#### What you will do:
Wherever the word "temperature" turns up in a line of the entries, copy that line.

— Start of Records supplied —

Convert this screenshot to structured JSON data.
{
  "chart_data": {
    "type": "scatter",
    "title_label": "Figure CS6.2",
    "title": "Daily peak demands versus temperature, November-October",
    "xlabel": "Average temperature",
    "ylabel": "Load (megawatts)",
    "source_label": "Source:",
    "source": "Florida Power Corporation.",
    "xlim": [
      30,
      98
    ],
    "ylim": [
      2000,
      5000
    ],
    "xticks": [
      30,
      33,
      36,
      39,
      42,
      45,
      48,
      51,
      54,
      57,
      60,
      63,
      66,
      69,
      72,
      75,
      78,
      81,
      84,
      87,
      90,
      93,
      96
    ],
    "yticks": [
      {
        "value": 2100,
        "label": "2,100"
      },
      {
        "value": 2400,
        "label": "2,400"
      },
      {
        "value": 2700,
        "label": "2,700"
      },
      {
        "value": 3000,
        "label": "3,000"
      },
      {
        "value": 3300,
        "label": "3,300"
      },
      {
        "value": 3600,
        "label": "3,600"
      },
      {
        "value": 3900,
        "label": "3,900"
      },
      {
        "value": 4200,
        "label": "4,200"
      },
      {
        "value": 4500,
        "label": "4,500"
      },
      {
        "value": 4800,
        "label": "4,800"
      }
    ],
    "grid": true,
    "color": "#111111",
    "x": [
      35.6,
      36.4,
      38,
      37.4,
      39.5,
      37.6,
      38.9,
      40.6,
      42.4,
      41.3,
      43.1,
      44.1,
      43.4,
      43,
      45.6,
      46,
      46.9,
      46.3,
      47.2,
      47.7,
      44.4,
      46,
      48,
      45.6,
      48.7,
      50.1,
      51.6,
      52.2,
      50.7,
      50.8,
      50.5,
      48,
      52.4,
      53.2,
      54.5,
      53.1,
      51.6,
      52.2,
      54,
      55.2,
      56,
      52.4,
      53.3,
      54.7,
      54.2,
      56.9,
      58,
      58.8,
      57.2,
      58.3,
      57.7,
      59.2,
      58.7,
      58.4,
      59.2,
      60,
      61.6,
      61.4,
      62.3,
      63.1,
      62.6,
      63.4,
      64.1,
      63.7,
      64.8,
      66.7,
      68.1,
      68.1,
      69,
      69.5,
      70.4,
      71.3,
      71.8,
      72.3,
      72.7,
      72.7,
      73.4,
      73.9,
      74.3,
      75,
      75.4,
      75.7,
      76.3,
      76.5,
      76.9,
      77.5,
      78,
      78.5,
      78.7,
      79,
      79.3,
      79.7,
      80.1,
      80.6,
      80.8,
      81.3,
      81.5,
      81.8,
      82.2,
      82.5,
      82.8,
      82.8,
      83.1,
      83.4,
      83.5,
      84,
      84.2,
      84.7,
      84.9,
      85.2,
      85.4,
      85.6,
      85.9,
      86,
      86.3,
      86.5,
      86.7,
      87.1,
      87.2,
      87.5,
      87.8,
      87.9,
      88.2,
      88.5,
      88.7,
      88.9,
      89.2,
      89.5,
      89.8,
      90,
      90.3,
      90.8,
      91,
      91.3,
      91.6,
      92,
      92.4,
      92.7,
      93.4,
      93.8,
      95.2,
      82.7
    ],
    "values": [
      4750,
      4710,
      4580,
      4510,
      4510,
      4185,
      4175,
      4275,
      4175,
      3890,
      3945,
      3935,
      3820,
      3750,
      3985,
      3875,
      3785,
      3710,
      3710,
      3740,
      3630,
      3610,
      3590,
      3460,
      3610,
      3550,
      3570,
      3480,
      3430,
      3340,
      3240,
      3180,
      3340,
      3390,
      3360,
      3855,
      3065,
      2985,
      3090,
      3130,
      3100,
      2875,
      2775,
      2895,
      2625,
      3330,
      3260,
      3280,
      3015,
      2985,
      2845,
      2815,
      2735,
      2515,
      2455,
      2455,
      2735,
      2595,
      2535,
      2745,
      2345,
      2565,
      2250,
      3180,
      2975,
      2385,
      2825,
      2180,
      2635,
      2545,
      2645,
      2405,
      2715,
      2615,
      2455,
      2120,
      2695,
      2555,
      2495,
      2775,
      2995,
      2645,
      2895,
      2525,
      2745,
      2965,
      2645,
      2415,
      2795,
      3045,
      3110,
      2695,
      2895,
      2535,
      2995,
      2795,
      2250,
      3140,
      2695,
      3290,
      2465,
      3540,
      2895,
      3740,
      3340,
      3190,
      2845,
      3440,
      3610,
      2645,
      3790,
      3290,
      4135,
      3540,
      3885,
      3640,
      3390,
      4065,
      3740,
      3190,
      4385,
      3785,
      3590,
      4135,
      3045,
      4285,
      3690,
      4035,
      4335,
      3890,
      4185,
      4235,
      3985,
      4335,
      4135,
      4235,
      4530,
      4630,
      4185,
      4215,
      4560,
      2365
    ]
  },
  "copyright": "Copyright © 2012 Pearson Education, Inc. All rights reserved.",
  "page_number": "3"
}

— End of Records supplied —

#### Written response:
    "title": "Daily peak demands versus temperature, November-October",
    "xlabel": "Average temperature",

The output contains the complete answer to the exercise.